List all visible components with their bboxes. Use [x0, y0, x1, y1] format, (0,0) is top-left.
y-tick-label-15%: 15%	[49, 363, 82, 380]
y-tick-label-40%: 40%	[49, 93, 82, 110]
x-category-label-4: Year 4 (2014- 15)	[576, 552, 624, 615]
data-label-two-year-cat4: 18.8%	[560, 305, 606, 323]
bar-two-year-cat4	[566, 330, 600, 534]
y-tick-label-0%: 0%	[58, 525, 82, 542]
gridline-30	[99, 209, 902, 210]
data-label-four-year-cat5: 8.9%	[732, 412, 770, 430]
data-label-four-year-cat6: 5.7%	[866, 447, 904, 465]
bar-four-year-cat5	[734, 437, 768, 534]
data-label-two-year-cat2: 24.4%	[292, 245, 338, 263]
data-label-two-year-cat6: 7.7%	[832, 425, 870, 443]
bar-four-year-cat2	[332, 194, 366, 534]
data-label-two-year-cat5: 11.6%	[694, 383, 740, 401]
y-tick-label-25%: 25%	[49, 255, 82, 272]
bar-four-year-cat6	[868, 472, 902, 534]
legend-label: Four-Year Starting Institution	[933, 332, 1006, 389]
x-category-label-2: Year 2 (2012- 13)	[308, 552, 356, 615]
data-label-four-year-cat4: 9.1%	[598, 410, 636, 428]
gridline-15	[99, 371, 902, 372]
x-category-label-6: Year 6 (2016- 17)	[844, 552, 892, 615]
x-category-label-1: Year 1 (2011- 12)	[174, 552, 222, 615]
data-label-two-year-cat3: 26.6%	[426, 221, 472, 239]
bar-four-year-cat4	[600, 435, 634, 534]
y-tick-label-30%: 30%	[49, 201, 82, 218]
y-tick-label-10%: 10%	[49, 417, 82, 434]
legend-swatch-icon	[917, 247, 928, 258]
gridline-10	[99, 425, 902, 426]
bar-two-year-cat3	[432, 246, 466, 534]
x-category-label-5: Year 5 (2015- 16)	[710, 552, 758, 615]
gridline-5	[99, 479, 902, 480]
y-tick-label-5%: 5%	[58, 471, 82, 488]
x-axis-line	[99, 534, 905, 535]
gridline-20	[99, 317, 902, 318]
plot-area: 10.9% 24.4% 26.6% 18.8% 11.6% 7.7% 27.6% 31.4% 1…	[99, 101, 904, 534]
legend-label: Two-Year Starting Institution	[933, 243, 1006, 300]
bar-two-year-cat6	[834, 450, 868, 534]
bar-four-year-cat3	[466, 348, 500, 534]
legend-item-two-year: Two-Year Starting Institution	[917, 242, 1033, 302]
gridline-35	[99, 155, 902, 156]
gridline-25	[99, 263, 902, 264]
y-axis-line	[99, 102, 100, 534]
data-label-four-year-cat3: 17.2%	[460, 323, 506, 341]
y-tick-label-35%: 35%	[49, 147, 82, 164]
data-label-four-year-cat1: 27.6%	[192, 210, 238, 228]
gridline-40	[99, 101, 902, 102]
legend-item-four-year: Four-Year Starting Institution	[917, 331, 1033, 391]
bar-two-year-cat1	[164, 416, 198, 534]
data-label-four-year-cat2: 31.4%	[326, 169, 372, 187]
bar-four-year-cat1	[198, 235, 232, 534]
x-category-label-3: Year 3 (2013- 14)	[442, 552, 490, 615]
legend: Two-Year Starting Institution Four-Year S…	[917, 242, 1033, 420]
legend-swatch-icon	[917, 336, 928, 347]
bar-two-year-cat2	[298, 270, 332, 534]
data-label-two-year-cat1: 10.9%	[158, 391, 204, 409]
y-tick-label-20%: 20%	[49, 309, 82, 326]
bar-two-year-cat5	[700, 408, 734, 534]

#####

» Description of the task: Which rows above contain the word "category"? Copy each of them in full.

» Solution below:
x-category-label-4: Year 4 (2014- 15)	[576, 552, 624, 615]
x-category-label-2: Year 2 (2012- 13)	[308, 552, 356, 615]
x-category-label-6: Year 6 (2016- 17)	[844, 552, 892, 615]
x-category-label-1: Year 1 (2011- 12)	[174, 552, 222, 615]
x-category-label-5: Year 5 (2015- 16)	[710, 552, 758, 615]
x-category-label-3: Year 3 (2013- 14)	[442, 552, 490, 615]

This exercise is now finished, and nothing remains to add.